(Data listing)
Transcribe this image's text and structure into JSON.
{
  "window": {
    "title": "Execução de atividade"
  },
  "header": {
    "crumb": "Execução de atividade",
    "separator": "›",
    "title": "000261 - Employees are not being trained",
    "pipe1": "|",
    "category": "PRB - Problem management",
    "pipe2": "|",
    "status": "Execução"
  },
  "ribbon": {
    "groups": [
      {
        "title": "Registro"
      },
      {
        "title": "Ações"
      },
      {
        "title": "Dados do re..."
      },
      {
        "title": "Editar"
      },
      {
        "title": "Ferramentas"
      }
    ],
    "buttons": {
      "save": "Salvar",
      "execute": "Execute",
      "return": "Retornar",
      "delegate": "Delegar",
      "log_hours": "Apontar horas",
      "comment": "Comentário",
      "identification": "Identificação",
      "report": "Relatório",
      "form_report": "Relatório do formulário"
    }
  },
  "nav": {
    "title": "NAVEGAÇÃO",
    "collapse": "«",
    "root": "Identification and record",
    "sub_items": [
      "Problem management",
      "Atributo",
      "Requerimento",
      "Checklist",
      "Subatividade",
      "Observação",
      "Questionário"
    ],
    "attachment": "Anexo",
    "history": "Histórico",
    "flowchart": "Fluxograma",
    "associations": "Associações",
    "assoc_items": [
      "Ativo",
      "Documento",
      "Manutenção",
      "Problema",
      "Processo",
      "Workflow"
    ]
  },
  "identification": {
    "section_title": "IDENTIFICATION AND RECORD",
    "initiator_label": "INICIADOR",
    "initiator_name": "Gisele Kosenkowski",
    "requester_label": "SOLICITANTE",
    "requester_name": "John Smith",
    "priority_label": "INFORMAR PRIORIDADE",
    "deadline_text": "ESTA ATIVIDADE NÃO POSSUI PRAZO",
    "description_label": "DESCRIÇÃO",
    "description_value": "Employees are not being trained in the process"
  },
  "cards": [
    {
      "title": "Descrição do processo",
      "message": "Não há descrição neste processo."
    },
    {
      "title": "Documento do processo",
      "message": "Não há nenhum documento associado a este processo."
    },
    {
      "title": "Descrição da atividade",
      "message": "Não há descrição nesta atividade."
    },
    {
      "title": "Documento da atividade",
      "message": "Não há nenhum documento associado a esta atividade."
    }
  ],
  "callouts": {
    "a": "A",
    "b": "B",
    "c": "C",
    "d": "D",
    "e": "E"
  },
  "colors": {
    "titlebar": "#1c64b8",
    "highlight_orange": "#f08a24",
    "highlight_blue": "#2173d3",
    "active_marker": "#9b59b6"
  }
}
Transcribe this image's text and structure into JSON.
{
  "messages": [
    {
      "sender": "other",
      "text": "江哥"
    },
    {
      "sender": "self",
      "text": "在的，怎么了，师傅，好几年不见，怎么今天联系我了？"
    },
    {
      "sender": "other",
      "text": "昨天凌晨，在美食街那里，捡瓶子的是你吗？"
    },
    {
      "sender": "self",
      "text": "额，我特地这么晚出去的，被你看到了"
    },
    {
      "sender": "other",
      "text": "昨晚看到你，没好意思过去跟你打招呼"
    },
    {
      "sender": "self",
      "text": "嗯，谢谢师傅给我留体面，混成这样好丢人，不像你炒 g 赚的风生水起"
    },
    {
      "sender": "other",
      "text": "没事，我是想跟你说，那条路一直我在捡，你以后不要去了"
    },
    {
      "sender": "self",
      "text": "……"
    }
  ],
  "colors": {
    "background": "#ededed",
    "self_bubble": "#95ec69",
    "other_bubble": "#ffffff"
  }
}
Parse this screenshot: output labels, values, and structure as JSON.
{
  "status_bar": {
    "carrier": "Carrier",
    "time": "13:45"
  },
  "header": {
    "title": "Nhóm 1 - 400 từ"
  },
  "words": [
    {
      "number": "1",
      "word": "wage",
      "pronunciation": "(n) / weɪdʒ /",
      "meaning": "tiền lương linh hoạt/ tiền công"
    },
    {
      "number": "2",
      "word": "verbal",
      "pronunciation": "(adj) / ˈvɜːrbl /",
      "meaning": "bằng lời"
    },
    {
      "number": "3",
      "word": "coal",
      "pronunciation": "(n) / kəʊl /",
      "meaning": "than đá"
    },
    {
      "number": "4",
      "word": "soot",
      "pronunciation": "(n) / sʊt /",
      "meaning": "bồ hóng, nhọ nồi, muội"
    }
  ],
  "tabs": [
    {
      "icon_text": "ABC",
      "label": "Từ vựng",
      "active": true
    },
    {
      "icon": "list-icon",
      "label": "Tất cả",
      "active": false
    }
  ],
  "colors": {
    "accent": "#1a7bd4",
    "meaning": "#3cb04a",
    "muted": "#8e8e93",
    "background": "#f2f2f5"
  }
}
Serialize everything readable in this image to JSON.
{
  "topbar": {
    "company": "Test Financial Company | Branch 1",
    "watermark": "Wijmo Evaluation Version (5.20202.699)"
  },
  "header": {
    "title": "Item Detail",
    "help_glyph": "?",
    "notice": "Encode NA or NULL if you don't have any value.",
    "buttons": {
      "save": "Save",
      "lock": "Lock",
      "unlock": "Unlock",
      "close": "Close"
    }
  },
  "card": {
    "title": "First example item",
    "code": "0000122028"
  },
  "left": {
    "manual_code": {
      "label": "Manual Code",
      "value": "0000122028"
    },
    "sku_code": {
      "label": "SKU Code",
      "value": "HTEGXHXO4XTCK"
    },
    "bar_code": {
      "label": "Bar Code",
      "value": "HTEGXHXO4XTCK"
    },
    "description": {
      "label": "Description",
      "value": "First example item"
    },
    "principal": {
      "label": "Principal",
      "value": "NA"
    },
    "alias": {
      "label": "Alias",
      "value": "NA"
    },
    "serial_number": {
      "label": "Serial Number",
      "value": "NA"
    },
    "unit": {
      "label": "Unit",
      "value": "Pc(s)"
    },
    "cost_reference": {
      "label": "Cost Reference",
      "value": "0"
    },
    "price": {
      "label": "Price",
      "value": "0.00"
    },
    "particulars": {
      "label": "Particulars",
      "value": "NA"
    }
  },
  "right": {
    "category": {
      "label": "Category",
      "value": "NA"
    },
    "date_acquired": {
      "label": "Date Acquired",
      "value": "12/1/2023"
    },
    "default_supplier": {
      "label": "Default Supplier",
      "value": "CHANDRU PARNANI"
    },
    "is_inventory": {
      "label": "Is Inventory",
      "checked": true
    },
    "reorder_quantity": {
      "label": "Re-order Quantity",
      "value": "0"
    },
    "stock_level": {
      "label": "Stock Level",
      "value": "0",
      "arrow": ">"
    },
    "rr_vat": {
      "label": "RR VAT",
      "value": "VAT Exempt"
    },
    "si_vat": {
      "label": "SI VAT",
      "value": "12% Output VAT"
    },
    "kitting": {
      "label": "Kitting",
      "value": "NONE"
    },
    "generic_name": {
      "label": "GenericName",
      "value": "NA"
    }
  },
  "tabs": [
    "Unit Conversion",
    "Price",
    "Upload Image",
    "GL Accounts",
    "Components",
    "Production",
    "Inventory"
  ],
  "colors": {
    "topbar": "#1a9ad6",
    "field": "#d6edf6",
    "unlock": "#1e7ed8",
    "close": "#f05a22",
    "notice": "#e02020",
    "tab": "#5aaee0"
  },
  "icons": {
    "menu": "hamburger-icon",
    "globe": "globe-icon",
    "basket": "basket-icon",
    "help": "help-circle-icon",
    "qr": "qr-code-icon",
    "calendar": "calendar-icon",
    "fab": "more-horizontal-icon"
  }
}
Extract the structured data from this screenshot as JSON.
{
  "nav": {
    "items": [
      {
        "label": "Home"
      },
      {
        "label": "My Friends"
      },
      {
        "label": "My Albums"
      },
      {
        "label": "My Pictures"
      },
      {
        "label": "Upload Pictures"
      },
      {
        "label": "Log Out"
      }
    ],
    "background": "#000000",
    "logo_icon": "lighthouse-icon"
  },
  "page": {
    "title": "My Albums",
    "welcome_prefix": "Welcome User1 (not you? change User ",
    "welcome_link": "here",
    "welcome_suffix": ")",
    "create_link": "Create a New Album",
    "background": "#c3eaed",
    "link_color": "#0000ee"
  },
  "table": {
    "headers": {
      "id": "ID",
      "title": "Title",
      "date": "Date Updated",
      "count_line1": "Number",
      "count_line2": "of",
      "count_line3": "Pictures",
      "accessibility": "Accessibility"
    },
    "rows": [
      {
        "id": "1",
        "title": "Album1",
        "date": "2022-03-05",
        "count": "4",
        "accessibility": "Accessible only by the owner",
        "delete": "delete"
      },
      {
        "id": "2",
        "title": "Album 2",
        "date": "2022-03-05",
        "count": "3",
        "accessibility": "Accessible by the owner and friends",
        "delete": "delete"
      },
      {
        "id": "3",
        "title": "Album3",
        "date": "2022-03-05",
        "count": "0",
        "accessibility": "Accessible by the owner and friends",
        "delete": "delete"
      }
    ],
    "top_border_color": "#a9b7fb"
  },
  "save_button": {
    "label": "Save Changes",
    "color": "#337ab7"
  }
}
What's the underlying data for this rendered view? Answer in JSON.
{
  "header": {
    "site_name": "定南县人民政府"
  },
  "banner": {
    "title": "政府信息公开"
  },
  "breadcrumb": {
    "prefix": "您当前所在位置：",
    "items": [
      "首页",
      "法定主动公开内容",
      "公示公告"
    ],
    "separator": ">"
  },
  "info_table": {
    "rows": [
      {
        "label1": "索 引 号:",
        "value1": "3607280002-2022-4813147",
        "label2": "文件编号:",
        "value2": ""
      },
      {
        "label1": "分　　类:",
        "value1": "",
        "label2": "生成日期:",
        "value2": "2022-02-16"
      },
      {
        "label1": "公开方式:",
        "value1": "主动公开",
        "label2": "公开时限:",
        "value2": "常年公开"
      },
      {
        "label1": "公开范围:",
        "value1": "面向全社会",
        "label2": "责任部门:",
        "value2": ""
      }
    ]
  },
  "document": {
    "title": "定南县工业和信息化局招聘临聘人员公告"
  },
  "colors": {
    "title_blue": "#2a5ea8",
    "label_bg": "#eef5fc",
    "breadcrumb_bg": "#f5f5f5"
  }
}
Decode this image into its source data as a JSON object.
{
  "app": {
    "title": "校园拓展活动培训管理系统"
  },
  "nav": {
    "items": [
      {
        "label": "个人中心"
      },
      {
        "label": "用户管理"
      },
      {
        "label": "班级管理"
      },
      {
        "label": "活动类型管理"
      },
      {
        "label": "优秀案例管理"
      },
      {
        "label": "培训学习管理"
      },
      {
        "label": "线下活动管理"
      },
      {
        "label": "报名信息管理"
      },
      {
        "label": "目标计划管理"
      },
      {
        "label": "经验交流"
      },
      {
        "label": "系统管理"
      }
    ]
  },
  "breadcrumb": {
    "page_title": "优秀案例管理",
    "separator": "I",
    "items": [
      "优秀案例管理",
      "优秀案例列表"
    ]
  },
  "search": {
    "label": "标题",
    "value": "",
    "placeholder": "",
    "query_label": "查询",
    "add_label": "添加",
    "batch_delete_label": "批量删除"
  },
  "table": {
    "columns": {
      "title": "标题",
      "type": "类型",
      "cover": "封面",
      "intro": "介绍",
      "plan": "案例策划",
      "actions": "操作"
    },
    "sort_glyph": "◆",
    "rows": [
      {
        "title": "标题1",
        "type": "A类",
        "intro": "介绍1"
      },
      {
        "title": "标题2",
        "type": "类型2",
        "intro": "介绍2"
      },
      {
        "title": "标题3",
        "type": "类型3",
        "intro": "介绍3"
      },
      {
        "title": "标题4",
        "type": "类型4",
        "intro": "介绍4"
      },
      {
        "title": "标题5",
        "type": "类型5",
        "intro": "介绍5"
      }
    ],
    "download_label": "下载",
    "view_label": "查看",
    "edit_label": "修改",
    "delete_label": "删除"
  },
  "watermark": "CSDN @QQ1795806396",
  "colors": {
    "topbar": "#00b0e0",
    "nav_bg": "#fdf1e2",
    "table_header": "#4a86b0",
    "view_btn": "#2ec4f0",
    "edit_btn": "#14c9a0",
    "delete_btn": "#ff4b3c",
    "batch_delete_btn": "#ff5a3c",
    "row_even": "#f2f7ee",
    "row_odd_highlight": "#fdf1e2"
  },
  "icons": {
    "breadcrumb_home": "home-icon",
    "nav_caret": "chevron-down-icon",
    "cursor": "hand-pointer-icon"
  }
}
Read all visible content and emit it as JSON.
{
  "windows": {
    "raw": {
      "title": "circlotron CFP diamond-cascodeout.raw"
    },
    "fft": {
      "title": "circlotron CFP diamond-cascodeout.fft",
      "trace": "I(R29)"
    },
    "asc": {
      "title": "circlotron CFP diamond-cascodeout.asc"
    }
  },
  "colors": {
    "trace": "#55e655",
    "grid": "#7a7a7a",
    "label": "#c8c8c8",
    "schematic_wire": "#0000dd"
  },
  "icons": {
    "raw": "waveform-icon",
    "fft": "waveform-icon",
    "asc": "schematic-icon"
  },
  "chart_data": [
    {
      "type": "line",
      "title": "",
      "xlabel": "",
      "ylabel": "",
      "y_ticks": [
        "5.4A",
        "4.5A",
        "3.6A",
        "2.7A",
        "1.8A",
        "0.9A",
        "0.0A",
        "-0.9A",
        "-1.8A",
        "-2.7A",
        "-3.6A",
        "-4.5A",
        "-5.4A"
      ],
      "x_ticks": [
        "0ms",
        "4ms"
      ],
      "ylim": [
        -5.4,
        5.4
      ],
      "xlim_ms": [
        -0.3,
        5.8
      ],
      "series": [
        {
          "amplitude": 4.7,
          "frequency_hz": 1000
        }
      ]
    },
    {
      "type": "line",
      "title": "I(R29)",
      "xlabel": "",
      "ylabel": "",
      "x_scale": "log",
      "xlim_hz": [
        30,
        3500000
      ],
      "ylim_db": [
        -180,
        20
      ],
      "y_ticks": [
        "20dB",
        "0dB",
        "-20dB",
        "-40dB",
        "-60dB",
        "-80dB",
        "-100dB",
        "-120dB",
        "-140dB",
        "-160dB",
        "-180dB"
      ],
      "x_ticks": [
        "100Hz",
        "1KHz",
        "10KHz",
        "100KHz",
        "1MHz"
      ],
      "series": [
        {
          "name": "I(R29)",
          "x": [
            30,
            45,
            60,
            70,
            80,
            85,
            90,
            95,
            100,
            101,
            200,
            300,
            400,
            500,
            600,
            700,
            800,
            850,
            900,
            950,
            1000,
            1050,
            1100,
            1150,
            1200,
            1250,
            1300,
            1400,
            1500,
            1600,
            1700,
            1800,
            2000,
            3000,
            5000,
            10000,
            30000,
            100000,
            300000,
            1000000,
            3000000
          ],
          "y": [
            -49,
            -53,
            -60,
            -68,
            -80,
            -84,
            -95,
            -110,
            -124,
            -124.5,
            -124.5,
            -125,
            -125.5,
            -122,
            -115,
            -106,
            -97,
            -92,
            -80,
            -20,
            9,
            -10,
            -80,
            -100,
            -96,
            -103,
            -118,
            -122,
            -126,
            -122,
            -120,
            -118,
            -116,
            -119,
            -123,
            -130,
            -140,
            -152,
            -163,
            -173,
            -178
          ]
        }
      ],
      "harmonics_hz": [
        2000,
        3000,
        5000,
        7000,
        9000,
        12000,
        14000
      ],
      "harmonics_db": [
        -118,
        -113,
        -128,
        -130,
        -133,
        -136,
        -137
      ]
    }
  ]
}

- REQUEST -
Lines that hold the word "JSON" are the ones to return, every one of them.

- ANSWER TO THIS TASK -
Transcribe this image's text and structure into JSON.
Transcribe this image's text and structure into JSON.
Parse this screenshot: output labels, values, and structure as JSON.
Serialize everything readable in this image to JSON.
Extract the structured data from this screenshot as JSON.
What's the underlying data for this rendered view? Answer in JSON.
Decode this image into its source data as a JSON object.
Read all visible content and emit it as JSON.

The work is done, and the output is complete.